(begin)

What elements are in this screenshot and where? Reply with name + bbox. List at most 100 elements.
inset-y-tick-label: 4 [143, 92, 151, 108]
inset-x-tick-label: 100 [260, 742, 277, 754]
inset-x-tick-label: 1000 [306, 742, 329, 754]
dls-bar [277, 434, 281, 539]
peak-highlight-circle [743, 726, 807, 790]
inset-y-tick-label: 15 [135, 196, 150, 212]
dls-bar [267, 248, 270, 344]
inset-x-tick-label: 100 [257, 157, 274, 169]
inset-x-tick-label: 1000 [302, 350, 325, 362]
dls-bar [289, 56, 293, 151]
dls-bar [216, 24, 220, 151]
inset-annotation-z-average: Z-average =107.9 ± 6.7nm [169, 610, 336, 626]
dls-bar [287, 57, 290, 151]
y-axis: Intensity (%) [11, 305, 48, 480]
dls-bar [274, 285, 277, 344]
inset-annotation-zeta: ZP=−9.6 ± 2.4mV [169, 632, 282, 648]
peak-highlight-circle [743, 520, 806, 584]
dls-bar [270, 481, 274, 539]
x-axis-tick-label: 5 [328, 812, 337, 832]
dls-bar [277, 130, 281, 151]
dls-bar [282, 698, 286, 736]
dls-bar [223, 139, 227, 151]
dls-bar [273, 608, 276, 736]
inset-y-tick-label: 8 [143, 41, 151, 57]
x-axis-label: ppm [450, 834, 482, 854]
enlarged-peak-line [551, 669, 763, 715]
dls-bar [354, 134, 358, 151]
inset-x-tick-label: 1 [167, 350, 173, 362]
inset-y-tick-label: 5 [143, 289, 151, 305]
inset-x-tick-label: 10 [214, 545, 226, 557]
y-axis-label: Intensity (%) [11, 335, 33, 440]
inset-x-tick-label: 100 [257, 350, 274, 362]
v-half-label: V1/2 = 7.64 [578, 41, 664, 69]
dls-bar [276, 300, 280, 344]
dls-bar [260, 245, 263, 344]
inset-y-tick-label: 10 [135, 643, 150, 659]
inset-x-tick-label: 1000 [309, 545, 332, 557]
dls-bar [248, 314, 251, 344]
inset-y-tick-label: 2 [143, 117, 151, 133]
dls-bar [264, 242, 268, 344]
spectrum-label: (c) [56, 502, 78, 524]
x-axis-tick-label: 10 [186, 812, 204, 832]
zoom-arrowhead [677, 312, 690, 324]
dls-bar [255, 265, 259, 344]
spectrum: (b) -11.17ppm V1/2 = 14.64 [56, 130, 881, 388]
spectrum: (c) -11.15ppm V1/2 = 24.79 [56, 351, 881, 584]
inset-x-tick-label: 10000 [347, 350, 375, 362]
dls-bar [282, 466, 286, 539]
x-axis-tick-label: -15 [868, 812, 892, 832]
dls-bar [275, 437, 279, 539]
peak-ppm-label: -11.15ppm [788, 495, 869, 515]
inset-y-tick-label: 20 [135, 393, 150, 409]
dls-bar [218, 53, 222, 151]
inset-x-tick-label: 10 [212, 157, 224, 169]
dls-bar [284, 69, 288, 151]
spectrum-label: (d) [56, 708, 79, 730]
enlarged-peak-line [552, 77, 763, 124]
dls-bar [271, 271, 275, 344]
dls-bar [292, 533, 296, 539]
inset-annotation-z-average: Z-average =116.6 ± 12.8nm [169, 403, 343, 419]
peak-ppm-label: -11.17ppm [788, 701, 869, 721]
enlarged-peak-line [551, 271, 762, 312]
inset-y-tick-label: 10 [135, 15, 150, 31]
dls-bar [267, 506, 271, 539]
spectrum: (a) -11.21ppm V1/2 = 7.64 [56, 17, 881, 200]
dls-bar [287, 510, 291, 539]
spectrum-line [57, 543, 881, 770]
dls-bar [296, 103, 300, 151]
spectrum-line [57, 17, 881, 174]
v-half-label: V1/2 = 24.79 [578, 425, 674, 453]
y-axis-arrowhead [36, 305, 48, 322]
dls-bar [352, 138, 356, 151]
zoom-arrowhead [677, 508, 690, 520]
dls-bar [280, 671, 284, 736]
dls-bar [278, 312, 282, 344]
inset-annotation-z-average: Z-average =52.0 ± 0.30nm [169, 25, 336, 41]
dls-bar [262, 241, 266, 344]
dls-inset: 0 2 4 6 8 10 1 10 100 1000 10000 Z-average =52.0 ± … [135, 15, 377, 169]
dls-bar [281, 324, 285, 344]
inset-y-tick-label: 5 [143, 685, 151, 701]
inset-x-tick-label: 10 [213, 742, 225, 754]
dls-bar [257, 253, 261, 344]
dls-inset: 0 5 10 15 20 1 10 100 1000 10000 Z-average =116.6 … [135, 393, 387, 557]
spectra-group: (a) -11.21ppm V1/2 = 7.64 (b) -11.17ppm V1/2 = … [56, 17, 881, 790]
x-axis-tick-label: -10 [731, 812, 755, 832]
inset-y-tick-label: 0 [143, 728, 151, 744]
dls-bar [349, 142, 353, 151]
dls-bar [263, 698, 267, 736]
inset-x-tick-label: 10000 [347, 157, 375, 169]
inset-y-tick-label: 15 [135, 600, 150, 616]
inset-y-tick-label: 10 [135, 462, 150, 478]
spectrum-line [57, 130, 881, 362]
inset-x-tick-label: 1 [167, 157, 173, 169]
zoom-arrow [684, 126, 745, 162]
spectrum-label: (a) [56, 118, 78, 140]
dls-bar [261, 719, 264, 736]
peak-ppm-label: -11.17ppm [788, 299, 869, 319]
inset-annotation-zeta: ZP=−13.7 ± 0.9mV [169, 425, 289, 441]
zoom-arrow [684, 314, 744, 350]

(end)

**Stated task:** Can you return every one of the items above, word for word?

**Exercise solution:**
What elements are in this screenshot and where? Reply with name + bbox. List at most 100 elements.
inset-y-tick-label: 4 [143, 92, 151, 108]
inset-x-tick-label: 100 [260, 742, 277, 754]
inset-x-tick-label: 1000 [306, 742, 329, 754]
dls-bar [277, 434, 281, 539]
peak-highlight-circle [743, 726, 807, 790]
inset-y-tick-label: 15 [135, 196, 150, 212]
dls-bar [267, 248, 270, 344]
inset-x-tick-label: 100 [257, 157, 274, 169]
inset-x-tick-label: 1000 [302, 350, 325, 362]
dls-bar [289, 56, 293, 151]
dls-bar [216, 24, 220, 151]
inset-annotation-z-average: Z-average =107.9 ± 6.7nm [169, 610, 336, 626]
dls-bar [287, 57, 290, 151]
y-axis: Intensity (%) [11, 305, 48, 480]
dls-bar [274, 285, 277, 344]
inset-annotation-zeta: ZP=−9.6 ± 2.4mV [169, 632, 282, 648]
peak-highlight-circle [743, 520, 806, 584]
dls-bar [270, 481, 274, 539]
x-axis-tick-label: 5 [328, 812, 337, 832]
dls-bar [277, 130, 281, 151]
dls-bar [282, 698, 286, 736]
dls-bar [223, 139, 227, 151]
dls-bar [273, 608, 276, 736]
inset-y-tick-label: 8 [143, 41, 151, 57]
x-axis-label: ppm [450, 834, 482, 854]
enlarged-peak-line [551, 669, 763, 715]
dls-bar [354, 134, 358, 151]
inset-x-tick-label: 1 [167, 350, 173, 362]
inset-y-tick-label: 5 [143, 289, 151, 305]
inset-x-tick-label: 10 [214, 545, 226, 557]
y-axis-label: Intensity (%) [11, 335, 33, 440]
inset-x-tick-label: 100 [257, 350, 274, 362]
v-half-label: V1/2 = 7.64 [578, 41, 664, 69]
dls-bar [276, 300, 280, 344]
dls-bar [260, 245, 263, 344]
inset-y-tick-label: 10 [135, 643, 150, 659]
inset-x-tick-label: 1000 [309, 545, 332, 557]
dls-bar [248, 314, 251, 344]
inset-y-tick-label: 2 [143, 117, 151, 133]
dls-bar [264, 242, 268, 344]
spectrum-label: (c) [56, 502, 78, 524]
x-axis-tick-label: 10 [186, 812, 204, 832]
zoom-arrowhead [677, 312, 690, 324]
dls-bar [255, 265, 259, 344]
spectrum: (b) -11.17ppm V1/2 = 14.64 [56, 130, 881, 388]
spectrum: (c) -11.15ppm V1/2 = 24.79 [56, 351, 881, 584]
inset-x-tick-label: 10000 [347, 350, 375, 362]
dls-bar [282, 466, 286, 539]
x-axis-tick-label: -15 [868, 812, 892, 832]
dls-bar [275, 437, 279, 539]
peak-ppm-label: -11.15ppm [788, 495, 869, 515]
inset-y-tick-label: 20 [135, 393, 150, 409]
dls-bar [218, 53, 222, 151]
inset-x-tick-label: 10 [212, 157, 224, 169]
dls-bar [284, 69, 288, 151]
spectrum-label: (d) [56, 708, 79, 730]
enlarged-peak-line [552, 77, 763, 124]
dls-bar [271, 271, 275, 344]
dls-bar [292, 533, 296, 539]
inset-annotation-z-average: Z-average =116.6 ± 12.8nm [169, 403, 343, 419]
peak-ppm-label: -11.17ppm [788, 701, 869, 721]
enlarged-peak-line [551, 271, 762, 312]
inset-y-tick-label: 10 [135, 15, 150, 31]
dls-bar [267, 506, 271, 539]
spectrum: (a) -11.21ppm V1/2 = 7.64 [56, 17, 881, 200]
dls-bar [287, 510, 291, 539]
spectrum-line [57, 543, 881, 770]
dls-bar [296, 103, 300, 151]
spectrum-line [57, 17, 881, 174]
v-half-label: V1/2 = 24.79 [578, 425, 674, 453]
y-axis-arrowhead [36, 305, 48, 322]
dls-bar [352, 138, 356, 151]
zoom-arrowhead [677, 508, 690, 520]
dls-bar [280, 671, 284, 736]
dls-bar [278, 312, 282, 344]
inset-annotation-z-average: Z-average =52.0 ± 0.30nm [169, 25, 336, 41]
dls-bar [262, 241, 266, 344]
dls-inset: 0 2 4 6 8 10 1 10 100 1000 10000 Z-average =52.0 ± … [135, 15, 377, 169]
dls-bar [281, 324, 285, 344]
inset-y-tick-label: 5 [143, 685, 151, 701]
inset-x-tick-label: 10 [213, 742, 225, 754]
dls-bar [257, 253, 261, 344]
dls-inset: 0 5 10 15 20 1 10 100 1000 10000 Z-average =116.6 … [135, 393, 387, 557]
spectra-group: (a) -11.21ppm V1/2 = 7.64 (b) -11.17ppm V1/2 = … [56, 17, 881, 790]
x-axis-tick-label: -10 [731, 812, 755, 832]
inset-y-tick-label: 0 [143, 728, 151, 744]
dls-bar [349, 142, 353, 151]
dls-bar [263, 698, 267, 736]
inset-x-tick-label: 10000 [347, 157, 375, 169]
inset-y-tick-label: 15 [135, 600, 150, 616]
inset-y-tick-label: 10 [135, 462, 150, 478]
spectrum-line [57, 130, 881, 362]
inset-x-tick-label: 1 [167, 157, 173, 169]
zoom-arrow [684, 126, 745, 162]
spectrum-label: (a) [56, 118, 78, 140]
dls-bar [261, 719, 264, 736]
peak-ppm-label: -11.17ppm [788, 299, 869, 319]
inset-annotation-zeta: ZP=−13.7 ± 0.9mV [169, 425, 289, 441]
zoom-arrow [684, 314, 744, 350]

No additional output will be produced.